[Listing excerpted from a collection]

_ _ _ _

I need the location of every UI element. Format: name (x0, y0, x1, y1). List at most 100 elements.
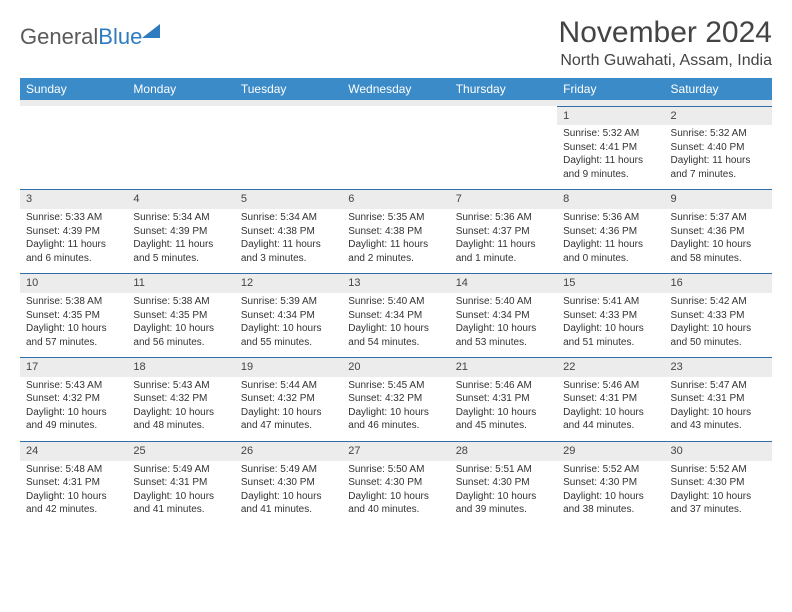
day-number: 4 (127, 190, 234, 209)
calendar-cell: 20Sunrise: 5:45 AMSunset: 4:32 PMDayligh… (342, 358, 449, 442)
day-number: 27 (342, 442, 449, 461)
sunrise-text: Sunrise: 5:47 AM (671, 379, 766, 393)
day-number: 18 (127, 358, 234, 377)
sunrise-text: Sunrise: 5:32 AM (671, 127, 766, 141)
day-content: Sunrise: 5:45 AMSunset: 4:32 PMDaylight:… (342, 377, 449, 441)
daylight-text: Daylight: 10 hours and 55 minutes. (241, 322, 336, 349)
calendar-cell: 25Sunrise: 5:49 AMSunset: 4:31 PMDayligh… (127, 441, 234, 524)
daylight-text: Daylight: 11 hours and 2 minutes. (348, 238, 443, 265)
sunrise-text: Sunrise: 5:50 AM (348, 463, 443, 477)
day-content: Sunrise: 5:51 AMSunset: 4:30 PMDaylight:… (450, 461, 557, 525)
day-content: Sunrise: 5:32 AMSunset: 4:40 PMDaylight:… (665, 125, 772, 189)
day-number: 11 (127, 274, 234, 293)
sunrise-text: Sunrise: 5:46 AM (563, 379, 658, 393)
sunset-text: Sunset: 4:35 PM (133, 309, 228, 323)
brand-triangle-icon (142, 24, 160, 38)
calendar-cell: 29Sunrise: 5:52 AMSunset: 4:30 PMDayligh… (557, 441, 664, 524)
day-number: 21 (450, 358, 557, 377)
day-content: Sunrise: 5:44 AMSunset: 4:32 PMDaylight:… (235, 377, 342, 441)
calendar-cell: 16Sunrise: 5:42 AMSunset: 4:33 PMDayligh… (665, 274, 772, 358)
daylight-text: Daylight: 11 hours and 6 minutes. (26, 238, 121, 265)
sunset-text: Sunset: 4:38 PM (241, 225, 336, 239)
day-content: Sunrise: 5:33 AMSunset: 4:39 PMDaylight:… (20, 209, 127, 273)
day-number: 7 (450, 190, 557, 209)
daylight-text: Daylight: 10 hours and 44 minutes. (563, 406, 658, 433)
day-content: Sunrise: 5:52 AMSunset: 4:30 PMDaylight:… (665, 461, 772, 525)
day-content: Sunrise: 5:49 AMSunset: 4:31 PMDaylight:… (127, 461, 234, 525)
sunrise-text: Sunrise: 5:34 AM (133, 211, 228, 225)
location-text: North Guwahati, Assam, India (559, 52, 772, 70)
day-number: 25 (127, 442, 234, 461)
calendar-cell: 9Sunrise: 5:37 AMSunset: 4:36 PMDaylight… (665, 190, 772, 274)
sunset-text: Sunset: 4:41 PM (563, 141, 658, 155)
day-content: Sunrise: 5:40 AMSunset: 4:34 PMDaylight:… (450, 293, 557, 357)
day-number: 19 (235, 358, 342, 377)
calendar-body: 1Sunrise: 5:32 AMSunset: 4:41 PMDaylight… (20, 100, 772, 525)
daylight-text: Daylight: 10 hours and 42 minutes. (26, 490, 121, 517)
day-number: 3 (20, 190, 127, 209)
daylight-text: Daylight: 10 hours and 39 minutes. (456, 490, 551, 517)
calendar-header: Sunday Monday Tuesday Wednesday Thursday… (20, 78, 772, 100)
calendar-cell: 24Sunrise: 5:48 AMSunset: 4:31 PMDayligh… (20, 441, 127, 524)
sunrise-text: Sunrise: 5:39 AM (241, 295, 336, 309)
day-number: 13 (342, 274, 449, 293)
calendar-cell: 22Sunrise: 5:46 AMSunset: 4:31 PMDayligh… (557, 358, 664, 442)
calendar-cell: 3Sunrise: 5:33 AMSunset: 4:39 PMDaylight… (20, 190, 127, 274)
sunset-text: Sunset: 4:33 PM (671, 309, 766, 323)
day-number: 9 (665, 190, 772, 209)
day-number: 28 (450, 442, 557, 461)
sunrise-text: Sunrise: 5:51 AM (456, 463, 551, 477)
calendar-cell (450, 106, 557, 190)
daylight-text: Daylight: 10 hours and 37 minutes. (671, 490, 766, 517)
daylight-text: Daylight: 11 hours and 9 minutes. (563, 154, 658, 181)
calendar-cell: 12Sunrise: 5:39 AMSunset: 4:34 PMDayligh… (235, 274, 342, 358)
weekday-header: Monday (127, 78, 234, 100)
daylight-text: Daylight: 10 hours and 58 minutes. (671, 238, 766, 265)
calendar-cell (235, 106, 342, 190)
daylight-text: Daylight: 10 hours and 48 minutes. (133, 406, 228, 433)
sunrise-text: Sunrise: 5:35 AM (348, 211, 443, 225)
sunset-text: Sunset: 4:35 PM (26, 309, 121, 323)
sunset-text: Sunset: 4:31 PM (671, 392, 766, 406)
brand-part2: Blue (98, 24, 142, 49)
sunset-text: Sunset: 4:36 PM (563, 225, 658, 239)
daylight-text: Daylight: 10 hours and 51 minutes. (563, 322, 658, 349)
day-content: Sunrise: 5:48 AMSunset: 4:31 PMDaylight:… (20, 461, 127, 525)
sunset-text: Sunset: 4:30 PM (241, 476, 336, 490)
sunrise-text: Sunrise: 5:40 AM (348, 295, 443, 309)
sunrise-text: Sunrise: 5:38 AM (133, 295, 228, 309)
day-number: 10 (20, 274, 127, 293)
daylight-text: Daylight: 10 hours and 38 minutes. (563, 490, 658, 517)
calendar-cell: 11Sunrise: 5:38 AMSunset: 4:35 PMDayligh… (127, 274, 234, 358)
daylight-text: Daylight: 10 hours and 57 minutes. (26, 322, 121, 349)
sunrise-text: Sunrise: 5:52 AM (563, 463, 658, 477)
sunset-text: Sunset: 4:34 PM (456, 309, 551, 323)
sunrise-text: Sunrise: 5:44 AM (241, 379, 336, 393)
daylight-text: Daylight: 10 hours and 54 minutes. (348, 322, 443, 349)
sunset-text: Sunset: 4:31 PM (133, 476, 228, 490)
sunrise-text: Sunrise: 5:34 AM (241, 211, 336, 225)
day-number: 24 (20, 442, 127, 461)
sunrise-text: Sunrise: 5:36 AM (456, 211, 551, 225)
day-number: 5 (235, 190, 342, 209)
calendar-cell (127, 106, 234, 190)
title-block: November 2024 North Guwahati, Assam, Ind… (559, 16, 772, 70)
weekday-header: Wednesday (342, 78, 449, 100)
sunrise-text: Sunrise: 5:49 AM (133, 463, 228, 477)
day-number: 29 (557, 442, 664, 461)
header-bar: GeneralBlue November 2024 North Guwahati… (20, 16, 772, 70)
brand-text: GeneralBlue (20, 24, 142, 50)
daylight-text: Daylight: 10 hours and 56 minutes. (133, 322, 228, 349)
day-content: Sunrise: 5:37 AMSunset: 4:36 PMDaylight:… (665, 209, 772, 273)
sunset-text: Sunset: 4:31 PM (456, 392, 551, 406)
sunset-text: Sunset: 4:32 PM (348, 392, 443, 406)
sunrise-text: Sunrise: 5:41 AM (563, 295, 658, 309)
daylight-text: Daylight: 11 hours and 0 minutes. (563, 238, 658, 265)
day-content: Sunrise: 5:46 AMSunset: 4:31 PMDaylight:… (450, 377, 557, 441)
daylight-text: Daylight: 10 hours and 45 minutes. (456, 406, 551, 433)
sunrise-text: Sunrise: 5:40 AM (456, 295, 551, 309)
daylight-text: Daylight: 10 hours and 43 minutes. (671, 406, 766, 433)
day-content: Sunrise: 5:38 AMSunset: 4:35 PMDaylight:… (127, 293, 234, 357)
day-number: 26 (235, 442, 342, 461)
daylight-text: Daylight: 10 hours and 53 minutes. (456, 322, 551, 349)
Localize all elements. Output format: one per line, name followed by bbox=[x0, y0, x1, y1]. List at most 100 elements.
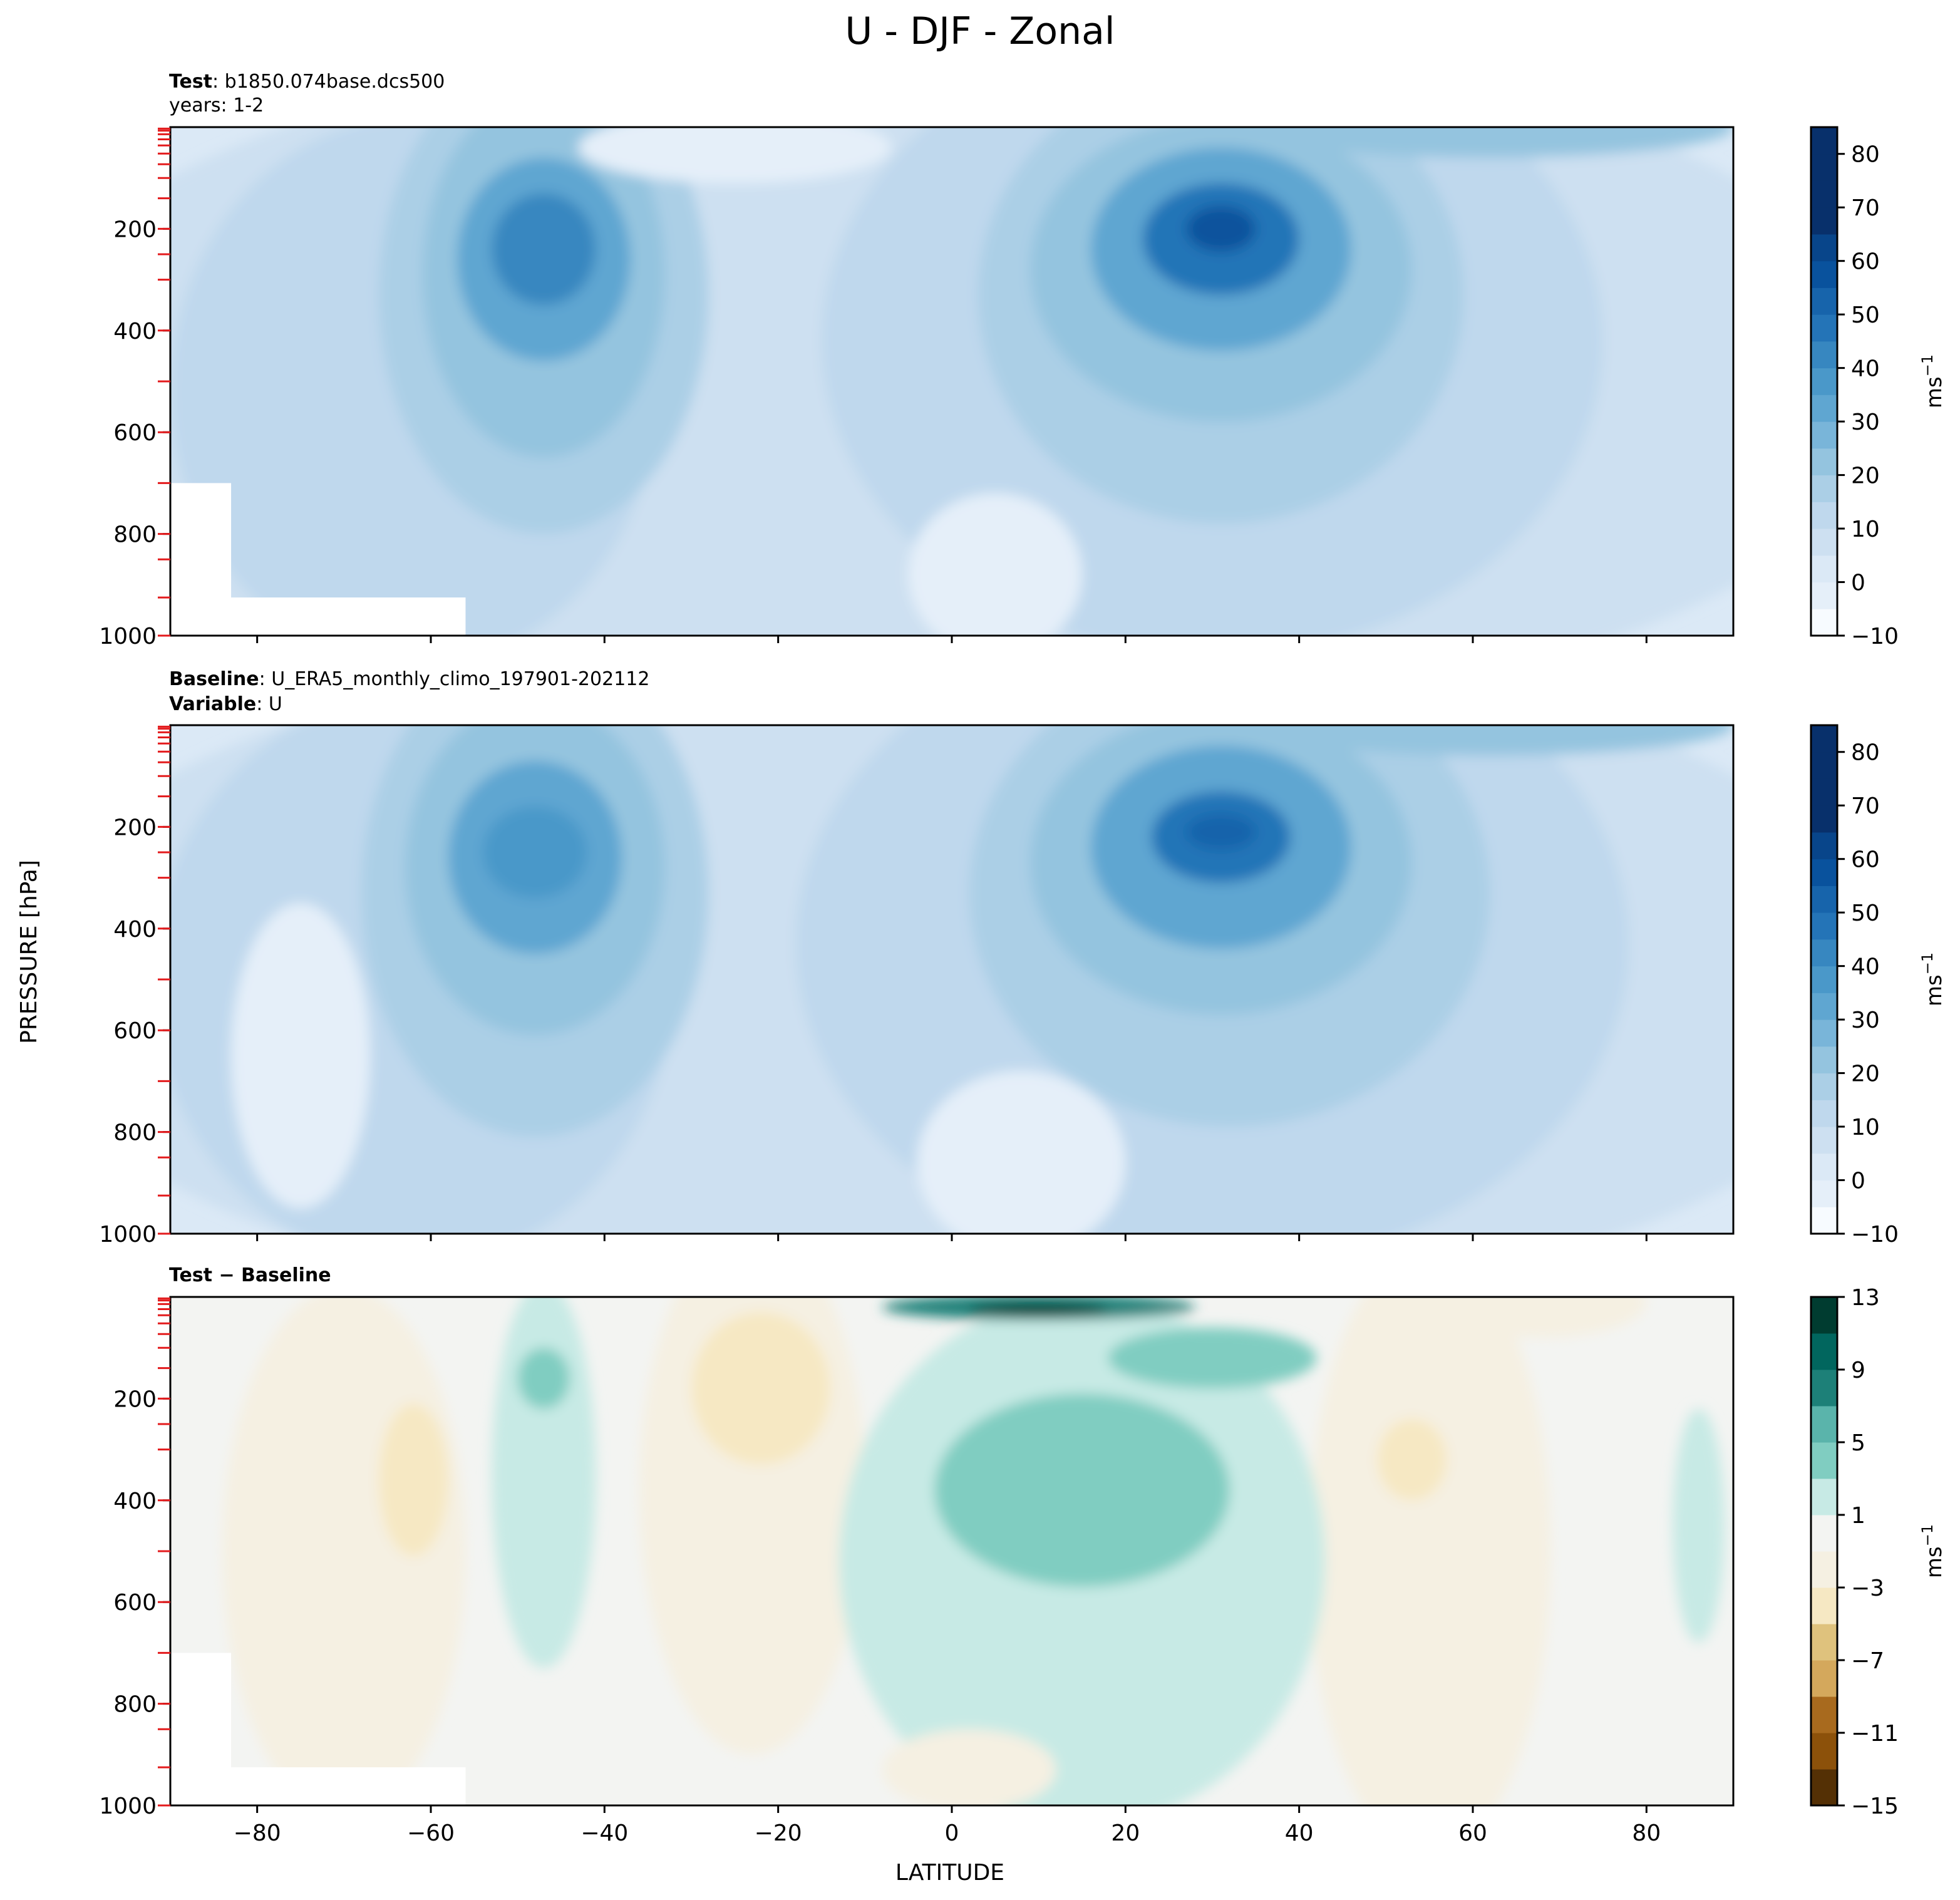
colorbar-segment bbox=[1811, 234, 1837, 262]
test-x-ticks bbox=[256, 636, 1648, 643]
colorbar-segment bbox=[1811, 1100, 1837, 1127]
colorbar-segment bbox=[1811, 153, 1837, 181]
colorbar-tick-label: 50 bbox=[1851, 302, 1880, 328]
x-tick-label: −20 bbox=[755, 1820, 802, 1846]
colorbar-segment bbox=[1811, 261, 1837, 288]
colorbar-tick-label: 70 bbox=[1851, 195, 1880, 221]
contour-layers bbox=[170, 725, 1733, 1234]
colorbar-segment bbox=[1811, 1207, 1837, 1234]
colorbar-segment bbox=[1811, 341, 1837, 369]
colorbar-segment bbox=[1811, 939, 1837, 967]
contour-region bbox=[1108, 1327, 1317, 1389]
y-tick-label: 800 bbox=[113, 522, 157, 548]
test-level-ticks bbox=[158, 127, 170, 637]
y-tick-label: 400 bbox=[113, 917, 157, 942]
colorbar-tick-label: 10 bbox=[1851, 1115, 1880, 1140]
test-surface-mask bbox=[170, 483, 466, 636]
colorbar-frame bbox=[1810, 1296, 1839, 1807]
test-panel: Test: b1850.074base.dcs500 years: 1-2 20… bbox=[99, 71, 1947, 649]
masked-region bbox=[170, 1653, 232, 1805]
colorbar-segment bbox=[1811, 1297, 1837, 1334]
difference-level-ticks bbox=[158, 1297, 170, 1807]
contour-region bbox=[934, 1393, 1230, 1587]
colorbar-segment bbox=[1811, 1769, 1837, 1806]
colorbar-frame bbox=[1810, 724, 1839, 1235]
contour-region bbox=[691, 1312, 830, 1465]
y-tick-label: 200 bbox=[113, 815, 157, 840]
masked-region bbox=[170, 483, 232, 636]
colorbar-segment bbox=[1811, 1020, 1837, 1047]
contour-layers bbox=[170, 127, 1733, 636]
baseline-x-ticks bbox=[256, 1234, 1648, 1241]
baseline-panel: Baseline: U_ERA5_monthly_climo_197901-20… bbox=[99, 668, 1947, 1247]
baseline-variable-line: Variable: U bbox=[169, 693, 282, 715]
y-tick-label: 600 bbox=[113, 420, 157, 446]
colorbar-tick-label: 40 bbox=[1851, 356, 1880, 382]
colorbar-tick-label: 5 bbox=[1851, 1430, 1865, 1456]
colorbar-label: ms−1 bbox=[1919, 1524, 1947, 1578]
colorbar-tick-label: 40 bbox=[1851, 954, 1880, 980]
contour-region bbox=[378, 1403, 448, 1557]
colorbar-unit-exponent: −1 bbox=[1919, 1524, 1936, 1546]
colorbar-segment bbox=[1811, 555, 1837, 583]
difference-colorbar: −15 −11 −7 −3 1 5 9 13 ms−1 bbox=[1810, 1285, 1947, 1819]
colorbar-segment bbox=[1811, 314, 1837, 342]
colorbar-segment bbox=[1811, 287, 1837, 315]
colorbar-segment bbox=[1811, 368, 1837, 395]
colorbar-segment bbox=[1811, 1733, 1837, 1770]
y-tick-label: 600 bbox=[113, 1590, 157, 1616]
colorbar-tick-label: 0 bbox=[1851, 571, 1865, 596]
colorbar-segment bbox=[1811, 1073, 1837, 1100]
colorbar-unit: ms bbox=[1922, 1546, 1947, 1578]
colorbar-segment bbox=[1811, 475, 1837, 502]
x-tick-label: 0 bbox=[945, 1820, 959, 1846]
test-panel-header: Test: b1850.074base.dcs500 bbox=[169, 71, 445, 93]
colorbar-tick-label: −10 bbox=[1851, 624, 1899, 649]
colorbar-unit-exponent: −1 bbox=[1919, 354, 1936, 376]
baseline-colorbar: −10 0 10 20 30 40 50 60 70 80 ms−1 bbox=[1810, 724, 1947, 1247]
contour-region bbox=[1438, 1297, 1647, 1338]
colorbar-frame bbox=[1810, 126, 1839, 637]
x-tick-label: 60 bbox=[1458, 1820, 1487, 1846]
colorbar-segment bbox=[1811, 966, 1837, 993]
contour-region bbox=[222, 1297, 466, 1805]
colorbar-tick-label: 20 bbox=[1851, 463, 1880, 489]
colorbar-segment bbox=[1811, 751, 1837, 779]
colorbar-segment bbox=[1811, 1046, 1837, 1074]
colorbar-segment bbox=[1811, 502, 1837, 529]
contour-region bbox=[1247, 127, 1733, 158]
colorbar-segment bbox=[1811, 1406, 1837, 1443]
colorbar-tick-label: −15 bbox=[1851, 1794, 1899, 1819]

_ _ _ _

=== Request ===
Output the lines of the listing verbatim, beginning at the line that contains "colorbar-segment bbox=[1811, 234, 1837, 262]" and stopping after the line that contains "contour-layers bbox=[170, 725, 1733, 1234]".

=== Written answer ===
colorbar-segment bbox=[1811, 234, 1837, 262]
test-x-ticks bbox=[256, 636, 1648, 643]
colorbar-segment bbox=[1811, 1100, 1837, 1127]
colorbar-segment bbox=[1811, 153, 1837, 181]
colorbar-tick-label: 50 bbox=[1851, 302, 1880, 328]
x-tick-label: −20 bbox=[755, 1820, 802, 1846]
colorbar-segment bbox=[1811, 261, 1837, 288]
colorbar-tick-label: 70 bbox=[1851, 195, 1880, 221]
contour-layers bbox=[170, 725, 1733, 1234]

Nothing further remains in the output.